Short exercise
Among the lines below, list those containing the string "Personal".

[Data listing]
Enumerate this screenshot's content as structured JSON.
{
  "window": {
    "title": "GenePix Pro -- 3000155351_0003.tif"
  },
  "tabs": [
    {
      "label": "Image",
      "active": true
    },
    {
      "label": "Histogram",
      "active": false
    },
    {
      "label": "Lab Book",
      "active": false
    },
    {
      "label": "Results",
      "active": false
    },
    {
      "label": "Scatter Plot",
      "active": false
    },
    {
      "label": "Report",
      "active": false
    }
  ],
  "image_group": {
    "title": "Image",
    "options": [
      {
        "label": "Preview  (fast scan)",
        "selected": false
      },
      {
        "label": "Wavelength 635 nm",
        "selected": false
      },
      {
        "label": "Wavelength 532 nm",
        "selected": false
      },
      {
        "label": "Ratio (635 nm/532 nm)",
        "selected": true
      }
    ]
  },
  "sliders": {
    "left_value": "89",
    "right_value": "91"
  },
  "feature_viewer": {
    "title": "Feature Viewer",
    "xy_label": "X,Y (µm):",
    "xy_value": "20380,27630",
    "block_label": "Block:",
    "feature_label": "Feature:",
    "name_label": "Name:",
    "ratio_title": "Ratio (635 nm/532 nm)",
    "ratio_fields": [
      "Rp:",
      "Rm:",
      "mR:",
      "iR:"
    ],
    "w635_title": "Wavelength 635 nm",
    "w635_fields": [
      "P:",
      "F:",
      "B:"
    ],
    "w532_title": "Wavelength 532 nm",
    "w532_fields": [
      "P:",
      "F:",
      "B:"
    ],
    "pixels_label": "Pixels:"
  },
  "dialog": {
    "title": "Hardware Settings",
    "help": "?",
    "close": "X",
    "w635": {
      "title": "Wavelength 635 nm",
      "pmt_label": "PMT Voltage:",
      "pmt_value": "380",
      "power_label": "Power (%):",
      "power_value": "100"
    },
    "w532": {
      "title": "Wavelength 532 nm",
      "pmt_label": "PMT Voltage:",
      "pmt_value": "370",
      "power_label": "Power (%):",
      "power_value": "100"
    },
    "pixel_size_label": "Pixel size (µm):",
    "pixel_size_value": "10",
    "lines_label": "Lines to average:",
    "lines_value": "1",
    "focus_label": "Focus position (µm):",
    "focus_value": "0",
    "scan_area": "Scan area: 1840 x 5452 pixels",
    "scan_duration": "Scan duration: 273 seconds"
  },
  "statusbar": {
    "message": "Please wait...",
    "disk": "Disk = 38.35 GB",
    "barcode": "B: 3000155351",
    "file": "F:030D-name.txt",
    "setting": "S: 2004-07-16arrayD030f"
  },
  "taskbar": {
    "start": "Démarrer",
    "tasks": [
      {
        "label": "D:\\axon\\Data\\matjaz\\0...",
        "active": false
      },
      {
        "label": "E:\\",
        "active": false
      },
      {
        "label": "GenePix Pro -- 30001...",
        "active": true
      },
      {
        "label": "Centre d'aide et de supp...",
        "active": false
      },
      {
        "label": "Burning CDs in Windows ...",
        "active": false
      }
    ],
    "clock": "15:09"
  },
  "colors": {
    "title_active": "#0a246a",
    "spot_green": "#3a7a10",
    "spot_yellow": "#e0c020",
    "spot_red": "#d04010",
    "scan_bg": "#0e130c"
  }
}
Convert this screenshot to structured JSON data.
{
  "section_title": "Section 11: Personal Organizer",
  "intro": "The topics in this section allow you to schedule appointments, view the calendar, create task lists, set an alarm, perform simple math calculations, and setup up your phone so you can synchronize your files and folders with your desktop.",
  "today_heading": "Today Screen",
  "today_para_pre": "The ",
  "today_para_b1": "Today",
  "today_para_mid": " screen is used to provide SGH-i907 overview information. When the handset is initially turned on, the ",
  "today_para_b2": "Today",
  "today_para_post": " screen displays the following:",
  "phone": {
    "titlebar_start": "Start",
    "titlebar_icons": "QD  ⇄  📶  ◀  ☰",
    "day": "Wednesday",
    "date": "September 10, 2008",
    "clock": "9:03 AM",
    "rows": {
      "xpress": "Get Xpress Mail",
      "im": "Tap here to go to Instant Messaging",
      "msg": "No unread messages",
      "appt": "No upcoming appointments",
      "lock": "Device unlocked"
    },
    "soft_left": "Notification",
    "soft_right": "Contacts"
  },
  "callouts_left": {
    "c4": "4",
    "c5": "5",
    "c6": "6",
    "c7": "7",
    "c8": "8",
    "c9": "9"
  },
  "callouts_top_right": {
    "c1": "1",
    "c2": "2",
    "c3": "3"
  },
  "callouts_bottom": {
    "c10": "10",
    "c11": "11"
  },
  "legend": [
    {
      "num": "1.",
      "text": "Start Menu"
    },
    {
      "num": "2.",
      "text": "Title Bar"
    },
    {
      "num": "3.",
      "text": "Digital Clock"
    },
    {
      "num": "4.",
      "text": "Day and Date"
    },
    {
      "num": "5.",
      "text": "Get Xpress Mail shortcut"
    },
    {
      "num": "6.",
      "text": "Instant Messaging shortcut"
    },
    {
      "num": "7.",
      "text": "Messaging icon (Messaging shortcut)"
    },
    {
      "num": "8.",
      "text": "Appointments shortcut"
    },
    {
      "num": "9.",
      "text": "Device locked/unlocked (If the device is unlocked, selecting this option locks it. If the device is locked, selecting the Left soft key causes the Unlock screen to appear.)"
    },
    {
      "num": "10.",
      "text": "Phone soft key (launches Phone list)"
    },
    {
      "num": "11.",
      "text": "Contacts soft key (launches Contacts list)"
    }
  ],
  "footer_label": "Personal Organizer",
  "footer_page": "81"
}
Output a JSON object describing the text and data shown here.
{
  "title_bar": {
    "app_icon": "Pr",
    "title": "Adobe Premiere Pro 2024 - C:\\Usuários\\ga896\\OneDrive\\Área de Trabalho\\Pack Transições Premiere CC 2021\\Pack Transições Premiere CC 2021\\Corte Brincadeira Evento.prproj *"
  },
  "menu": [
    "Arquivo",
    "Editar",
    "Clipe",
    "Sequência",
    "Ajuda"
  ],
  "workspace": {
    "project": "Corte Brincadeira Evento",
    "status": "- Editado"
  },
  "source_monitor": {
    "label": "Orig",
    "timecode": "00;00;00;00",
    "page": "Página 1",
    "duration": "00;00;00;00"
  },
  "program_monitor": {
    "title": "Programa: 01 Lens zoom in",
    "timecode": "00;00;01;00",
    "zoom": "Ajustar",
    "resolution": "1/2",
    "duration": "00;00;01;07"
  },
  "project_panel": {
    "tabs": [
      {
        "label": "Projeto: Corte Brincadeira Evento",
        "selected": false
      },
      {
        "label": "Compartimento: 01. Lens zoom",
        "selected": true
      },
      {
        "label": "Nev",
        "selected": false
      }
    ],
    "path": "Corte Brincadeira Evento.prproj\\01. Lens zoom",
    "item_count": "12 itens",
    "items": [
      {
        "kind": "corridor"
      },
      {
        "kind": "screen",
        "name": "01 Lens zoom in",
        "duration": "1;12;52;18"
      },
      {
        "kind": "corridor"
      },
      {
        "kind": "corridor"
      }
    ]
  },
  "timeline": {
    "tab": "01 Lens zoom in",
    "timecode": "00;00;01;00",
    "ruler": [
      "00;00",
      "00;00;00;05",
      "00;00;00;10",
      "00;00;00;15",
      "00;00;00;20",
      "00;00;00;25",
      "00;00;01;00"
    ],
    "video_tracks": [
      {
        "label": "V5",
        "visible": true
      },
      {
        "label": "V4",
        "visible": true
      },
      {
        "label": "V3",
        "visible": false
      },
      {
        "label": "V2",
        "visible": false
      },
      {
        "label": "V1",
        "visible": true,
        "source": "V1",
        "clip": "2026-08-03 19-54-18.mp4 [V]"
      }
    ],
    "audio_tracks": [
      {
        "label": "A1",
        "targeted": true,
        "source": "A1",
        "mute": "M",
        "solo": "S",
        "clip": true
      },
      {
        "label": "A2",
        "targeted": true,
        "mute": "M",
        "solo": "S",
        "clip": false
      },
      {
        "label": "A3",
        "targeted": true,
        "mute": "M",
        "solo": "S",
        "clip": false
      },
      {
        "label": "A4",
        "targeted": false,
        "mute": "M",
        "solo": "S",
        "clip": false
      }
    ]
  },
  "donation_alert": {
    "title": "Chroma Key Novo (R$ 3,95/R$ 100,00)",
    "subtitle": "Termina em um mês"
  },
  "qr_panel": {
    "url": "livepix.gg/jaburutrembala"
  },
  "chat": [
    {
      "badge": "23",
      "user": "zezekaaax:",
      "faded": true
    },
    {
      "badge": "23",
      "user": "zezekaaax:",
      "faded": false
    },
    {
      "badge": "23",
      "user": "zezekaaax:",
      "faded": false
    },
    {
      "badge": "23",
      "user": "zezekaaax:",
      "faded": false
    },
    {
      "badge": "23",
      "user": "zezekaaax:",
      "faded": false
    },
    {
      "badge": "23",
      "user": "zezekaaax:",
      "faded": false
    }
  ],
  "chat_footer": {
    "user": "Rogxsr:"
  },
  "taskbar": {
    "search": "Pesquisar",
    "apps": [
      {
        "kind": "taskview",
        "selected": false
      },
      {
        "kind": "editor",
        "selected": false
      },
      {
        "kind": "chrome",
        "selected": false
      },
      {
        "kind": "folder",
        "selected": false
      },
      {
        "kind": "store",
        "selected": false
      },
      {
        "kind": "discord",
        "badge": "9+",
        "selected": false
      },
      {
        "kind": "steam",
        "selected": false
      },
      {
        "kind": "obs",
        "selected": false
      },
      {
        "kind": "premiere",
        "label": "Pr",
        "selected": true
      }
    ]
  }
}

Response below
  "section_title": "Section 11: Personal Organizer",
  "footer_label": "Personal Organizer",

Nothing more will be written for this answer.